:: Written task ::
Copy out each line of the data that holds the word "JSON".

— Start Provided entries —

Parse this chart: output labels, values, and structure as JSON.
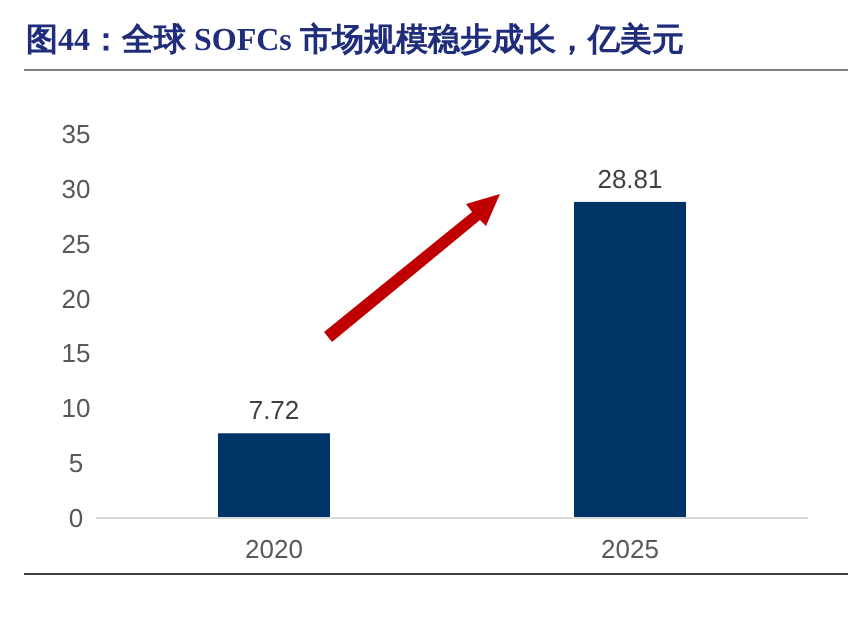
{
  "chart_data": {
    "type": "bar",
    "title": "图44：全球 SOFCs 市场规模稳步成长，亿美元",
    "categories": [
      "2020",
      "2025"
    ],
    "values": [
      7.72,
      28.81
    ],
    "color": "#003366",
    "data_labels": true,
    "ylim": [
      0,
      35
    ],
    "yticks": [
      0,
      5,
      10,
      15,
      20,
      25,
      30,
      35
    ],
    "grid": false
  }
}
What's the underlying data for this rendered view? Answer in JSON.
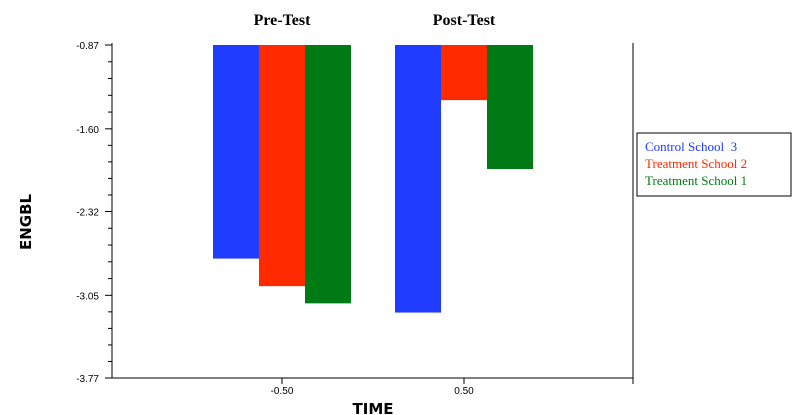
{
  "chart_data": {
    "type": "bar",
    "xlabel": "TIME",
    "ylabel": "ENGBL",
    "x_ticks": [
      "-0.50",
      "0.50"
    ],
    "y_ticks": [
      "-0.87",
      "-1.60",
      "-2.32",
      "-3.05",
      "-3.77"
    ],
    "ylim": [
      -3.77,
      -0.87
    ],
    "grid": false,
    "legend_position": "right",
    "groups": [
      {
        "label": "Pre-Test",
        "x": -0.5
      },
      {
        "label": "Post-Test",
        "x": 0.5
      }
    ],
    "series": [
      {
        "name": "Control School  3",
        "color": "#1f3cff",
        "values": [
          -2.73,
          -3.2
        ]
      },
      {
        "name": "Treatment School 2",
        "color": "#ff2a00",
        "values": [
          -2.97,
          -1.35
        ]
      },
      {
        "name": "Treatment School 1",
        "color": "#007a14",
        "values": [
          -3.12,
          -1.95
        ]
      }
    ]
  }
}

— End Provided entries —

:: Response to the exercise ::
Parse this chart: output labels, values, and structure as JSON.
What's the underlying data for this rendered view? Answer in JSON.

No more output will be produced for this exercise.